» **Dataset extract**
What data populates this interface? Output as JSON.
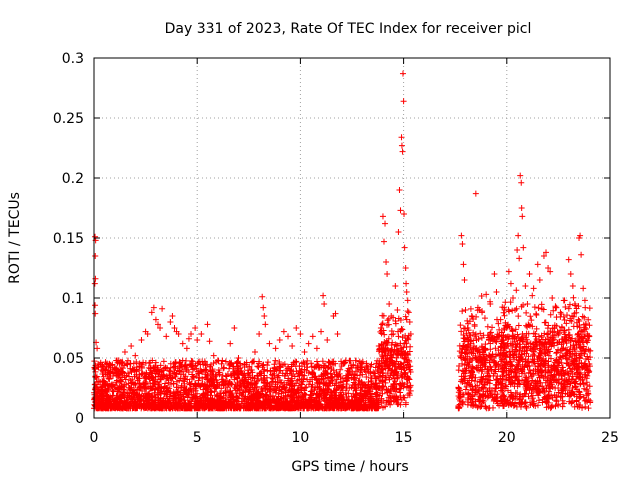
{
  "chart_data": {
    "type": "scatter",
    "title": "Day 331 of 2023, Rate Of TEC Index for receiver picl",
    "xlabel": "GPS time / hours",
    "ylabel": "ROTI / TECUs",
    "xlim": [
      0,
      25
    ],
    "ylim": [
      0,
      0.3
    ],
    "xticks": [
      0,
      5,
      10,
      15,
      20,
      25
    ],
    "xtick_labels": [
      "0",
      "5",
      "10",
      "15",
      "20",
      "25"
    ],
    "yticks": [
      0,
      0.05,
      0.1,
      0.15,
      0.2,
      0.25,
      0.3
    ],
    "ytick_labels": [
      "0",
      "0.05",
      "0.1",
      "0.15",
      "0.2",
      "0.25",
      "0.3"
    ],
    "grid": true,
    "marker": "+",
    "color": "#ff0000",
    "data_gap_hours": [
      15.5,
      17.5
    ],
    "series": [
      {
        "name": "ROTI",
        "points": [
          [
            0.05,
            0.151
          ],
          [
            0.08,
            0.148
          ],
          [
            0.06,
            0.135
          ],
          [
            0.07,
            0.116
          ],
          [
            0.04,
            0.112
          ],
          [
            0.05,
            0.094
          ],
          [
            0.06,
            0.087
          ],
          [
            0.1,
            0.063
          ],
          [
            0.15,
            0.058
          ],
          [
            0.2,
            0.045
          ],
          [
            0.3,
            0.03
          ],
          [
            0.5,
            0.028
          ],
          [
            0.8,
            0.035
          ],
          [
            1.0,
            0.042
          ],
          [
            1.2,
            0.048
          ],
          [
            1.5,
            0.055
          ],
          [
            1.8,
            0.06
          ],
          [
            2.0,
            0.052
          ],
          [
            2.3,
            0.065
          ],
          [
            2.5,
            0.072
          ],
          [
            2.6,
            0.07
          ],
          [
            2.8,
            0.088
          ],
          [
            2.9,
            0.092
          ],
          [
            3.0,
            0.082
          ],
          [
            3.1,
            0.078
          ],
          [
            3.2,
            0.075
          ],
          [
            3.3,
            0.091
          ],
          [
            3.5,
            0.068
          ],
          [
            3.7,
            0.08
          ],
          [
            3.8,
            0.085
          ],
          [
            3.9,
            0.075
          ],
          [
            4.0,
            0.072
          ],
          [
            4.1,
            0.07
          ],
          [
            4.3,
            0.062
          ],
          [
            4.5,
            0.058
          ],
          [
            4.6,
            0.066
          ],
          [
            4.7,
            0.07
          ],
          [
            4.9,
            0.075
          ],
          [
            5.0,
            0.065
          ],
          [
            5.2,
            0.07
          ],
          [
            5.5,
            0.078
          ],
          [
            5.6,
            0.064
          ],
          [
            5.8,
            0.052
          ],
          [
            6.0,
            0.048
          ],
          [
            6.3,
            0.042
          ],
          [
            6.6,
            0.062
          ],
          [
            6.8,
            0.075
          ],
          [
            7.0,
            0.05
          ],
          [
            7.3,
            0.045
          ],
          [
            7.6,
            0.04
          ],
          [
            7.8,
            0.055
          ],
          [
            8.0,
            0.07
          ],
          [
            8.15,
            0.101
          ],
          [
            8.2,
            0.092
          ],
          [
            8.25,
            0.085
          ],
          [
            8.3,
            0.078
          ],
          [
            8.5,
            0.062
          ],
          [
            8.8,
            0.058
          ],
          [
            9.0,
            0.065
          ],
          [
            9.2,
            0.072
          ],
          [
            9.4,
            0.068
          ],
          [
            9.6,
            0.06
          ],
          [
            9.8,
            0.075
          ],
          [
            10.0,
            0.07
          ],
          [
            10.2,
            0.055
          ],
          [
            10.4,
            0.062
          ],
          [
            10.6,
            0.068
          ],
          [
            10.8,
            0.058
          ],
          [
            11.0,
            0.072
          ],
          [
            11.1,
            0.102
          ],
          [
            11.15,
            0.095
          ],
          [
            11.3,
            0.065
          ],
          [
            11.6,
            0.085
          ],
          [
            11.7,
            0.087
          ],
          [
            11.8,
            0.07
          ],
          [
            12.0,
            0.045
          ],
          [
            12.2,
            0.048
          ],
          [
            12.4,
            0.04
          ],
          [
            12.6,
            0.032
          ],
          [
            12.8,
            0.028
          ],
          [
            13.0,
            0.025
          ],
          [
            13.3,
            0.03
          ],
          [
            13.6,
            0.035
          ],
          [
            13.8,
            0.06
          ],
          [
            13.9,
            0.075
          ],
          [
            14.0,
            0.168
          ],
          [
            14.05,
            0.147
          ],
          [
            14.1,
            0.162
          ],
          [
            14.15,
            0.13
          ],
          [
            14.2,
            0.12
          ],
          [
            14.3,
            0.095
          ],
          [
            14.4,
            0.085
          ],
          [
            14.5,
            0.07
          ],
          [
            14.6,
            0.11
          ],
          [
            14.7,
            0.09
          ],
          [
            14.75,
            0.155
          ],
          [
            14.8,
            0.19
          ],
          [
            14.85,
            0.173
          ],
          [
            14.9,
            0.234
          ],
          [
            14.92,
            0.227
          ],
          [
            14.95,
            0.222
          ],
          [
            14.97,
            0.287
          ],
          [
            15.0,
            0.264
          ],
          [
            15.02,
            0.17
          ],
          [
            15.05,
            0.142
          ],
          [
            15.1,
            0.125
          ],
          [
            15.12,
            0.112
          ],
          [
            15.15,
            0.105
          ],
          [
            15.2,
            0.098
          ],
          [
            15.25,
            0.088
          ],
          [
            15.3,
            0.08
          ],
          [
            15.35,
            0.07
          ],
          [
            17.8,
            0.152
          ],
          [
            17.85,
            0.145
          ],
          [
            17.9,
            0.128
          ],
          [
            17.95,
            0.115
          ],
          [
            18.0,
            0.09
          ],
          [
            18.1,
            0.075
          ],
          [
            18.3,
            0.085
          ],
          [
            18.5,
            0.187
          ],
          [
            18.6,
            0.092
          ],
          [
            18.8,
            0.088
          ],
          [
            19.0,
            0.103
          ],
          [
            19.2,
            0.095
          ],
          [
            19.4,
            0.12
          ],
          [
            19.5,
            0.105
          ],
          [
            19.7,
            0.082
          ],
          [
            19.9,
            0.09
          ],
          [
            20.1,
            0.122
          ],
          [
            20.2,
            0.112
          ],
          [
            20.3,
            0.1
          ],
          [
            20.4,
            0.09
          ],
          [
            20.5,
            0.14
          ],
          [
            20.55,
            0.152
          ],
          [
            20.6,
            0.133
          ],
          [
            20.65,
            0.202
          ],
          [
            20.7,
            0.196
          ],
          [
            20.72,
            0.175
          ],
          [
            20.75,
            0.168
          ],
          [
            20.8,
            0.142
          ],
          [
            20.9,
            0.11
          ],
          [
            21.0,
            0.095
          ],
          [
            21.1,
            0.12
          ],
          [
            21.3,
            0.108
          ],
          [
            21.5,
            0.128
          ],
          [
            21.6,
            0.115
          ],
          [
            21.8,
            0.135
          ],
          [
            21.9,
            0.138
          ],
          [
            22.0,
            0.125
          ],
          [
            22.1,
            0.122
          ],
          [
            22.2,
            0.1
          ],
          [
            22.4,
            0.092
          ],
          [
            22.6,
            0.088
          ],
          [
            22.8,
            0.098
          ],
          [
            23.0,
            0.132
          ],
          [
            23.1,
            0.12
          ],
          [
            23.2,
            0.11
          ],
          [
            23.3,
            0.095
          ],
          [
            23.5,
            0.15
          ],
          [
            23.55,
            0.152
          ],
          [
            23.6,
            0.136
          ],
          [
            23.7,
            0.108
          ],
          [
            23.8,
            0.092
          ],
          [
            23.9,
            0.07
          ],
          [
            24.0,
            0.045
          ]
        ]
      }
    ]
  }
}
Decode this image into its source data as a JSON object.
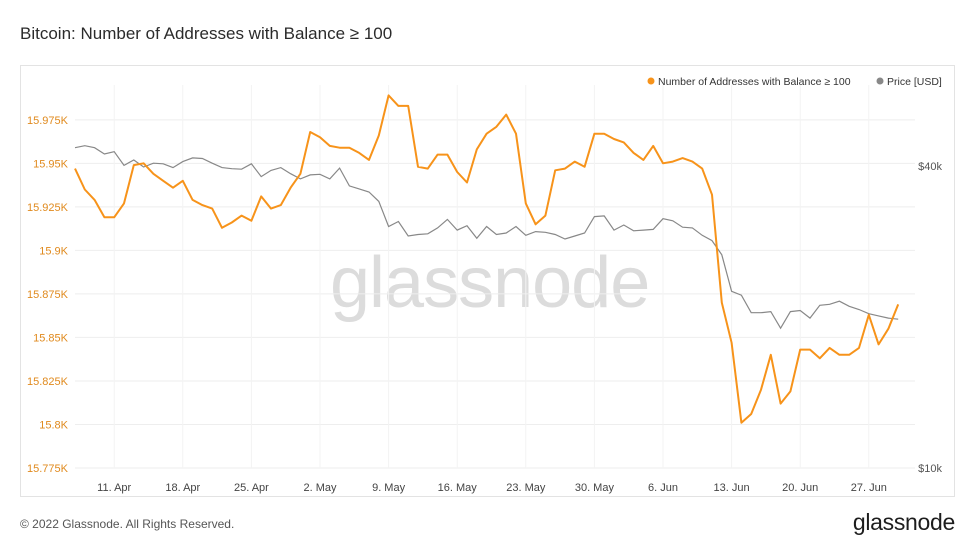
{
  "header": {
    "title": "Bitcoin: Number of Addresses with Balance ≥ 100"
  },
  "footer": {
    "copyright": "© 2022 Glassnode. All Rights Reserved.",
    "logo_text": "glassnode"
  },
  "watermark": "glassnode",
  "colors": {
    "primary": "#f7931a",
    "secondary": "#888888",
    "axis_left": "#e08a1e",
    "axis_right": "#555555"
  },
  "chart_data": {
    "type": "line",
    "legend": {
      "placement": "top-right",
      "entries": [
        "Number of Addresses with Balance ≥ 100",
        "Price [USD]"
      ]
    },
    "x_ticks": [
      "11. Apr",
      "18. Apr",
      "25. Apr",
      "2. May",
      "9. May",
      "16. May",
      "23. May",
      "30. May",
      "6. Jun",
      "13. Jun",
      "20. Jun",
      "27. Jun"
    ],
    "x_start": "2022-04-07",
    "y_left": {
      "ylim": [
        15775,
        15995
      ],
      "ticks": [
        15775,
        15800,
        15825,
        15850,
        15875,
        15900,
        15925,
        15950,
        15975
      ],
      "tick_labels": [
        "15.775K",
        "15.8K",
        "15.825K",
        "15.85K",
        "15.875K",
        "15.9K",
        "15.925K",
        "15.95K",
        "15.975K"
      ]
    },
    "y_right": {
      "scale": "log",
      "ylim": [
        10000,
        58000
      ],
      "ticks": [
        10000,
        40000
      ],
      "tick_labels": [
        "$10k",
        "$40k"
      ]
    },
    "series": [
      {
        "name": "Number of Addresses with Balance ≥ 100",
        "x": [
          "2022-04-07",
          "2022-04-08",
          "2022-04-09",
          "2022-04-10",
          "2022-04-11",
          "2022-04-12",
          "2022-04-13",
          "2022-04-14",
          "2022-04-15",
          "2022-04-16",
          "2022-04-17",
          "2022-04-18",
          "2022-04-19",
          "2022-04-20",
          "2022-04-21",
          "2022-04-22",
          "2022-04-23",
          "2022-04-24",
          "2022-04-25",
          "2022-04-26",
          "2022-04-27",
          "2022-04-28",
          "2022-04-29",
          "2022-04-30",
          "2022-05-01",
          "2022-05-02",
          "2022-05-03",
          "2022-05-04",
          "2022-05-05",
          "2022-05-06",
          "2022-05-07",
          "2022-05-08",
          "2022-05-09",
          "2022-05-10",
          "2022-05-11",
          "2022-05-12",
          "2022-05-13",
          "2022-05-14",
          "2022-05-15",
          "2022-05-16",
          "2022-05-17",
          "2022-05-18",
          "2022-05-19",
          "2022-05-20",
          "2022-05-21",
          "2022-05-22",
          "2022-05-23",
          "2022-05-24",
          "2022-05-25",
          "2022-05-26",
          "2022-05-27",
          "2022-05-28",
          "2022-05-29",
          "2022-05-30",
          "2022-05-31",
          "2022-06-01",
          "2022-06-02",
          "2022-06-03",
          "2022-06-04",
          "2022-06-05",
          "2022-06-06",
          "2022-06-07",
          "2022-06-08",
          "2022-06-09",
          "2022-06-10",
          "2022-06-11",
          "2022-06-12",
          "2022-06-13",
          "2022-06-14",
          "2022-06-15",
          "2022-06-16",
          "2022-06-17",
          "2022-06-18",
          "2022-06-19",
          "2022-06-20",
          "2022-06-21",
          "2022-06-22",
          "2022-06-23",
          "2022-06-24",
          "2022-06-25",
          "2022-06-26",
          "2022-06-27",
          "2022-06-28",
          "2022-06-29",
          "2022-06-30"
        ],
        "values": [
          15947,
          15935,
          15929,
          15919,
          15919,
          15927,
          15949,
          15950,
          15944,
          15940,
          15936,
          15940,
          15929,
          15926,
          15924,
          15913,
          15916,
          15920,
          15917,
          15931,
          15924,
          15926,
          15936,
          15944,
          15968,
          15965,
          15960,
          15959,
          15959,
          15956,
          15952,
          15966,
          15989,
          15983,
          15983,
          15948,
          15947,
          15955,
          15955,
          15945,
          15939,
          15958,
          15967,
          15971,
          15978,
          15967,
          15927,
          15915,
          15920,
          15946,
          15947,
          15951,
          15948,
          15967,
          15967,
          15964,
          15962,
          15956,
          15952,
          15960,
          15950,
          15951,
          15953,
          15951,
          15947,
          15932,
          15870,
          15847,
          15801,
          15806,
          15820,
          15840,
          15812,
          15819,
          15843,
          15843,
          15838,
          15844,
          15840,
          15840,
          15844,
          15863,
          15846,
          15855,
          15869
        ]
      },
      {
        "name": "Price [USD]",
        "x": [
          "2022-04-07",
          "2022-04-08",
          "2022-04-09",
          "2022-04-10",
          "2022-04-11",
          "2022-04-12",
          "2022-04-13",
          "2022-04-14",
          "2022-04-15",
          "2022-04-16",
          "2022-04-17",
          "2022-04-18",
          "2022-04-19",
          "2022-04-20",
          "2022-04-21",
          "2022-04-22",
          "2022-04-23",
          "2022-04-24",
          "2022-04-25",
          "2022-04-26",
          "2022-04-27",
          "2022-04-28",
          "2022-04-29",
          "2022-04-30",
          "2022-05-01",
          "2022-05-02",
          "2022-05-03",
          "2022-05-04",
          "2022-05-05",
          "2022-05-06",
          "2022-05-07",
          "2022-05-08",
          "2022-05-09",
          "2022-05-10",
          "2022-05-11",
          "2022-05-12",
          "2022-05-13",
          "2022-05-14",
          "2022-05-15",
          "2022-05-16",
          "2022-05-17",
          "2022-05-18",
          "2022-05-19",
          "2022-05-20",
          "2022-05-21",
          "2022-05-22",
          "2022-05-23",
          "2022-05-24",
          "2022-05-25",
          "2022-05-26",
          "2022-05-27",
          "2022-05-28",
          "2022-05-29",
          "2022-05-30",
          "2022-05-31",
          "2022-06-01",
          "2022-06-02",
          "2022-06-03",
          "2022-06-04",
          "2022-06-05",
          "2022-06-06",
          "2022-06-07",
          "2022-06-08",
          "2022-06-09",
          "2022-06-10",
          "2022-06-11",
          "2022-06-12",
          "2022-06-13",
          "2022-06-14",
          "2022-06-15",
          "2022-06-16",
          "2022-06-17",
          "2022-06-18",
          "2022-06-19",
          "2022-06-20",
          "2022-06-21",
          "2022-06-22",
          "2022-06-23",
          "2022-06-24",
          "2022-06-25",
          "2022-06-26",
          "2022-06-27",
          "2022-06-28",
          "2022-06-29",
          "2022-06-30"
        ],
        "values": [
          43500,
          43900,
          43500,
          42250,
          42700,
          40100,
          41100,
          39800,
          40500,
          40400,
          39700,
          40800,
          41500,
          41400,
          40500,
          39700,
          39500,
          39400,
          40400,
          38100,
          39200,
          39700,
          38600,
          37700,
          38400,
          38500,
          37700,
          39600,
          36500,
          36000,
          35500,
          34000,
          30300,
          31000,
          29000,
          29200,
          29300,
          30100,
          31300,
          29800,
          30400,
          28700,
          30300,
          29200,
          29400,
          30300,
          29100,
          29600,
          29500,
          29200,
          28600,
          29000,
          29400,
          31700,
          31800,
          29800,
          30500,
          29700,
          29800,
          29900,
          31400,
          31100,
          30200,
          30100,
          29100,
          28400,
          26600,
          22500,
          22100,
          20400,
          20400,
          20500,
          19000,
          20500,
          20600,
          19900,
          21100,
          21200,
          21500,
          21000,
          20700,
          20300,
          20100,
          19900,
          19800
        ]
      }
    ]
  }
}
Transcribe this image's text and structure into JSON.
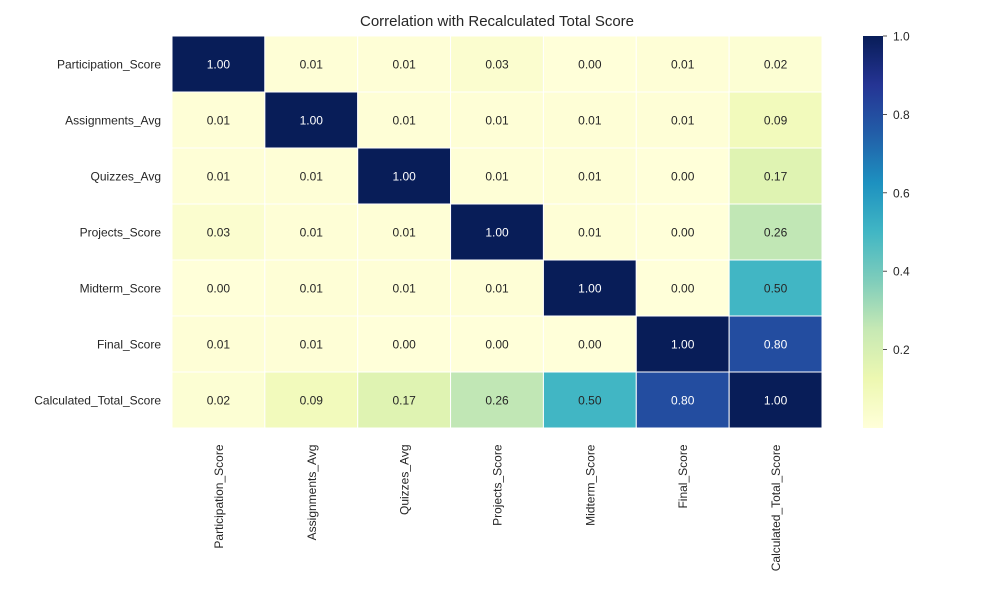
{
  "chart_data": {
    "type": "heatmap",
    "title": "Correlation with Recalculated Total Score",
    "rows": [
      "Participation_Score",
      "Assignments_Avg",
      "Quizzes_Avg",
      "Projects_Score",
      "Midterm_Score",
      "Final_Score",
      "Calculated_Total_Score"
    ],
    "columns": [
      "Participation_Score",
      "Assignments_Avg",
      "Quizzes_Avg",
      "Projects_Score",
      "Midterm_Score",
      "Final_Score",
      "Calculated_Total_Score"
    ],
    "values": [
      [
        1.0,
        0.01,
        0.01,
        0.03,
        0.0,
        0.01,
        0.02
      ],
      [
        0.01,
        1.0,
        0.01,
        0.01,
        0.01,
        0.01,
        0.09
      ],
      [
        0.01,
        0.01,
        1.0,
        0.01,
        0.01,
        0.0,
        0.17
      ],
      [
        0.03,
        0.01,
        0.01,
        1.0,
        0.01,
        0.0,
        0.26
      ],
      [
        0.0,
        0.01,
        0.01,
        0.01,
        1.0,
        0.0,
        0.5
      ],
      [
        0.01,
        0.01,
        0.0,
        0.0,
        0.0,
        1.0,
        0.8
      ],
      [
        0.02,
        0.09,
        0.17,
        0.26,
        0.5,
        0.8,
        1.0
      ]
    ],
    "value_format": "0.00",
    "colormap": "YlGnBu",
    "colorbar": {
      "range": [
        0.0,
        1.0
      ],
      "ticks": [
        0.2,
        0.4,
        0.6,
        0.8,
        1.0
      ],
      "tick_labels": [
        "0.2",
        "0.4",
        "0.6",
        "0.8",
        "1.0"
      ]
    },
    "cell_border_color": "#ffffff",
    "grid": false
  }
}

» **What is expected**
Pick each line holding the word "type" out of the data and copy it.

» **Task output**
    "type": "scatter",
    "type": "line",
    "type": "heatmap",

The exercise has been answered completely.